Your task is to copy each line that has the word "color".
▬▬▬▬▬▬
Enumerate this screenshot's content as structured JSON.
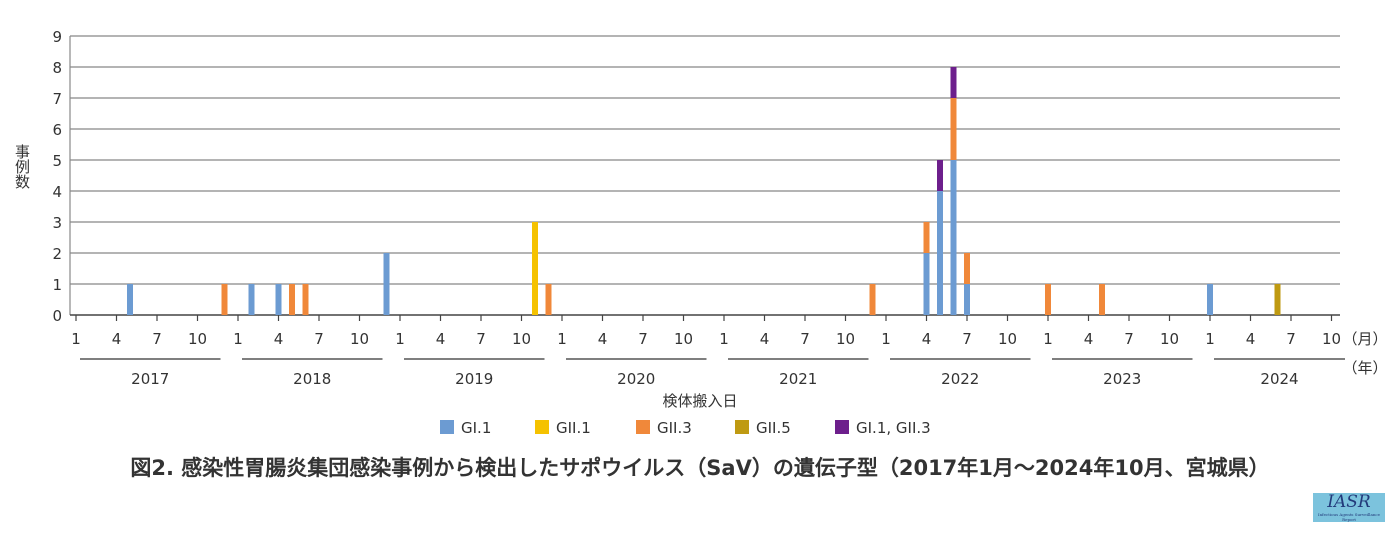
{
  "chart_data": {
    "type": "bar",
    "stacked": true,
    "title": "図2. 感染性胃腸炎集団感染事例から検出したサポウイルス（SaV）の遺伝子型（2017年1月〜2024年10月、宮城県）",
    "xlabel": "検体搬入日",
    "ylabel": "事例数",
    "ylim": [
      0,
      9
    ],
    "yticks": [
      0,
      1,
      2,
      3,
      4,
      5,
      6,
      7,
      8,
      9
    ],
    "x_month_ticks": [
      "1",
      "4",
      "7",
      "10"
    ],
    "month_unit": "（月）",
    "year_unit": "（年）",
    "years": [
      "2017",
      "2018",
      "2019",
      "2020",
      "2021",
      "2022",
      "2023",
      "2024"
    ],
    "x_range": [
      "2017-01",
      "2024-10"
    ],
    "legend_position": "bottom",
    "series": [
      {
        "name": "GI.1",
        "color": "#6c9bd2"
      },
      {
        "name": "GII.1",
        "color": "#f5c200"
      },
      {
        "name": "GII.3",
        "color": "#f0883a"
      },
      {
        "name": "GII.5",
        "color": "#bf9a12"
      },
      {
        "name": "GI.1, GII.3",
        "color": "#6d1f8c"
      }
    ],
    "data": [
      {
        "month": "2017-05",
        "GI.1": 1
      },
      {
        "month": "2017-12",
        "GII.3": 1
      },
      {
        "month": "2018-02",
        "GI.1": 1
      },
      {
        "month": "2018-04",
        "GI.1": 1
      },
      {
        "month": "2018-05",
        "GII.3": 1
      },
      {
        "month": "2018-06",
        "GII.3": 1
      },
      {
        "month": "2018-12",
        "GI.1": 2
      },
      {
        "month": "2019-11",
        "GII.1": 3
      },
      {
        "month": "2019-12",
        "GII.3": 1
      },
      {
        "month": "2021-12",
        "GII.3": 1
      },
      {
        "month": "2022-04",
        "GI.1": 2,
        "GII.3": 1
      },
      {
        "month": "2022-05",
        "GI.1": 4,
        "GI.1, GII.3": 1
      },
      {
        "month": "2022-06",
        "GI.1": 5,
        "GII.3": 2,
        "GI.1, GII.3": 1
      },
      {
        "month": "2022-07",
        "GI.1": 1,
        "GII.3": 1
      },
      {
        "month": "2023-01",
        "GII.3": 1
      },
      {
        "month": "2023-05",
        "GII.3": 1
      },
      {
        "month": "2024-01",
        "GI.1": 1
      },
      {
        "month": "2024-06",
        "GII.5": 1
      }
    ]
  },
  "logo": {
    "text": "IASR",
    "subtext": "Infectious Agents Surveillance Report"
  }
}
▬▬▬▬▬▬
◆ **Exercise solution**
        "color": "#6c9bd2"
        "color": "#f5c200"
        "color": "#f0883a"
        "color": "#bf9a12"
        "color": "#6d1f8c"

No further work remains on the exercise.